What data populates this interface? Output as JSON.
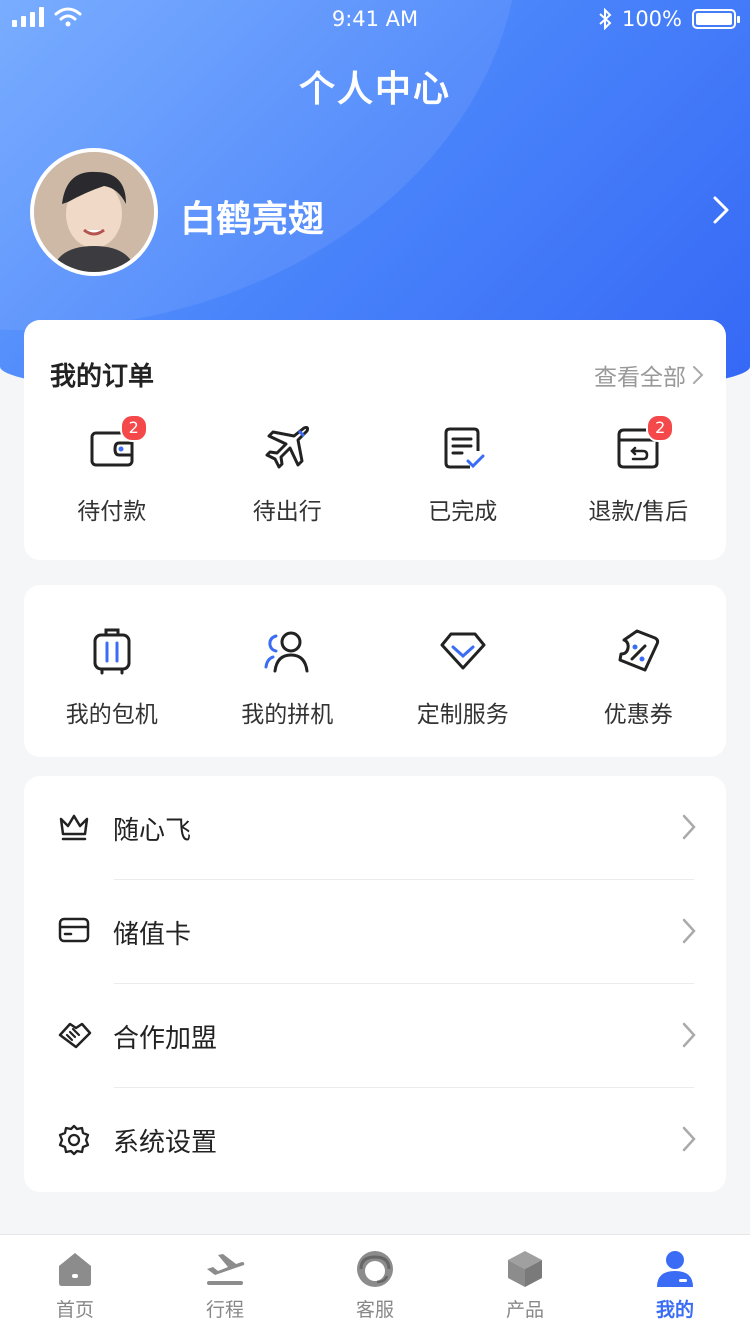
{
  "status_bar": {
    "time": "9:41 AM",
    "battery": "100%"
  },
  "header": {
    "title": "个人中心"
  },
  "profile": {
    "name": "白鹤亮翅"
  },
  "orders": {
    "title": "我的订单",
    "view_all": "查看全部",
    "items": [
      {
        "label": "待付款",
        "icon": "wallet-icon",
        "badge": "2"
      },
      {
        "label": "待出行",
        "icon": "airplane-icon"
      },
      {
        "label": "已完成",
        "icon": "checklist-icon"
      },
      {
        "label": "退款/售后",
        "icon": "refund-box-icon",
        "badge": "2"
      }
    ]
  },
  "services": {
    "items": [
      {
        "label": "我的包机",
        "icon": "luggage-icon"
      },
      {
        "label": "我的拼机",
        "icon": "group-icon"
      },
      {
        "label": "定制服务",
        "icon": "diamond-icon"
      },
      {
        "label": "优惠券",
        "icon": "coupon-icon"
      }
    ]
  },
  "menu": {
    "items": [
      {
        "label": "随心飞",
        "icon": "crown-icon"
      },
      {
        "label": "储值卡",
        "icon": "card-icon"
      },
      {
        "label": "合作加盟",
        "icon": "handshake-icon"
      },
      {
        "label": "系统设置",
        "icon": "settings-icon"
      }
    ]
  },
  "tabbar": {
    "items": [
      {
        "label": "首页",
        "icon": "home-icon"
      },
      {
        "label": "行程",
        "icon": "departure-icon"
      },
      {
        "label": "客服",
        "icon": "support-icon"
      },
      {
        "label": "产品",
        "icon": "product-icon"
      },
      {
        "label": "我的",
        "icon": "user-icon",
        "active": true
      }
    ]
  },
  "colors": {
    "accent": "#3a6cf6",
    "badge": "#f5484a",
    "hero_start": "#6ea6ff",
    "hero_end": "#3567f5"
  }
}
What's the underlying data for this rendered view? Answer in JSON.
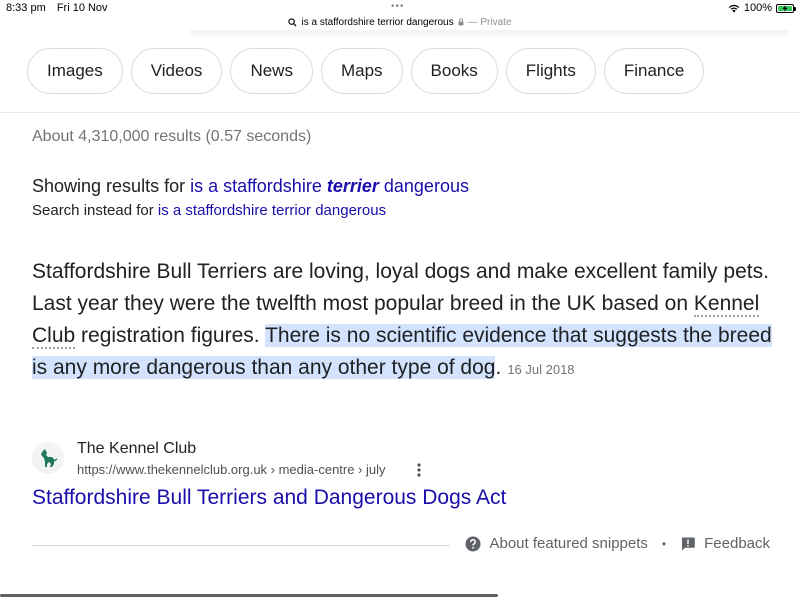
{
  "status_bar": {
    "time": "8:33 pm",
    "date": "Fri 10 Nov",
    "battery": "100%"
  },
  "address_bar": {
    "query_url": "is a staffordshire terrior dangerous",
    "private_label": "— Private"
  },
  "chips": [
    "Images",
    "Videos",
    "News",
    "Maps",
    "Books",
    "Flights",
    "Finance"
  ],
  "results": {
    "stats": "About 4,310,000 results (0.57 seconds)",
    "spell": {
      "showing_prefix": "Showing results for",
      "corrected_part1": "is a staffordshire",
      "corrected_bold": "terrier",
      "corrected_part2": "dangerous",
      "instead_prefix": "Search instead for",
      "original_query": "is a staffordshire terrior dangerous"
    },
    "featured": {
      "text_before": "Staffordshire Bull Terriers are loving, loyal dogs and make excellent family pets. Last year they were the twelfth most popular breed in the UK based on ",
      "kennel_term": "Kennel Club",
      "text_mid": " registration figures. ",
      "highlight": "There is no scientific evidence that suggests the breed is any more dangerous than any other type of dog",
      "text_end": ".",
      "date": "16 Jul 2018"
    },
    "source": {
      "name": "The Kennel Club",
      "url": "https://www.thekennelclub.org.uk › media-centre › july",
      "logo_icon": "dog-logo-icon",
      "title": "Staffordshire Bull Terriers and Dangerous Dogs Act"
    },
    "footer": {
      "about": "About featured snippets",
      "separator": "•",
      "feedback": "Feedback"
    }
  },
  "colors": {
    "link": "#1a0dab",
    "highlight": "#d3e3fd",
    "battery": "#34c759"
  }
}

********

> **Request**: Transcribe every entry word for word, but skip the pictures.

> **Answer to this task**:
What data populates this interface? Output as JSON.
{
  "status_bar": {
    "time": "9:41 AM",
    "battery": "100%"
  },
  "header": {
    "title": "个人中心"
  },
  "profile": {
    "name": "白鹤亮翅"
  },
  "orders": {
    "title": "我的订单",
    "view_all": "查看全部",
    "items": [
      {
        "label": "待付款",
        "icon": "wallet-icon",
        "badge": "2"
      },
      {
        "label": "待出行",
        "icon": "airplane-icon"
      },
      {
        "label": "已完成",
        "icon": "checklist-icon"
      },
      {
        "label": "退款/售后",
        "icon": "refund-box-icon",
        "badge": "2"
      }
    ]
  },
  "services": {
    "items": [
      {
        "label": "我的包机",
        "icon": "luggage-icon"
      },
      {
        "label": "我的拼机",
        "icon": "group-icon"
      },
      {
        "label": "定制服务",
        "icon": "diamond-icon"
      },
      {
        "label": "优惠券",
        "icon": "coupon-icon"
      }
    ]
  },
  "menu": {
    "items": [
      {
        "label": "随心飞",
        "icon": "crown-icon"
      },
      {
        "label": "储值卡",
        "icon": "card-icon"
      },
      {
        "label": "合作加盟",
        "icon": "handshake-icon"
      },
      {
        "label": "系统设置",
        "icon": "settings-icon"
      }
    ]
  },
  "tabbar": {
    "items": [
      {
        "label": "首页",
        "icon": "home-icon"
      },
      {
        "label": "行程",
        "icon": "departure-icon"
      },
      {
        "label": "客服",
        "icon": "support-icon"
      },
      {
        "label": "产品",
        "icon": "product-icon"
      },
      {
        "label": "我的",
        "icon": "user-icon",
        "active": true
      }
    ]
  },
  "colors": {
    "accent": "#3a6cf6",
    "badge": "#f5484a",
    "hero_start": "#6ea6ff",
    "hero_end": "#3567f5"
  }
}
What's the underlying data for this rendered view? Answer in JSON.
{
  "status_bar": {
    "time": "8:33 pm",
    "date": "Fri 10 Nov",
    "battery": "100%"
  },
  "address_bar": {
    "query_url": "is a staffordshire terrior dangerous",
    "private_label": "— Private"
  },
  "chips": [
    "Images",
    "Videos",
    "News",
    "Maps",
    "Books",
    "Flights",
    "Finance"
  ],
  "results": {
    "stats": "About 4,310,000 results (0.57 seconds)",
    "spell": {
      "showing_prefix": "Showing results for",
      "corrected_part1": "is a staffordshire",
      "corrected_bold": "terrier",
      "corrected_part2": "dangerous",
      "instead_prefix": "Search instead for",
      "original_query": "is a staffordshire terrior dangerous"
    },
    "featured": {
      "text_before": "Staffordshire Bull Terriers are loving, loyal dogs and make excellent family pets. Last year they were the twelfth most popular breed in the UK based on ",
      "kennel_term": "Kennel Club",
      "text_mid": " registration figures. ",
      "highlight": "There is no scientific evidence that suggests the breed is any more dangerous than any other type of dog",
      "text_end": ".",
      "date": "16 Jul 2018"
    },
    "source": {
      "name": "The Kennel Club",
      "url": "https://www.thekennelclub.org.uk › media-centre › july",
      "logo_icon": "dog-logo-icon",
      "title": "Staffordshire Bull Terriers and Dangerous Dogs Act"
    },
    "footer": {
      "about": "About featured snippets",
      "separator": "•",
      "feedback": "Feedback"
    }
  },
  "colors": {
    "link": "#1a0dab",
    "highlight": "#d3e3fd",
    "battery": "#34c759"
  }
}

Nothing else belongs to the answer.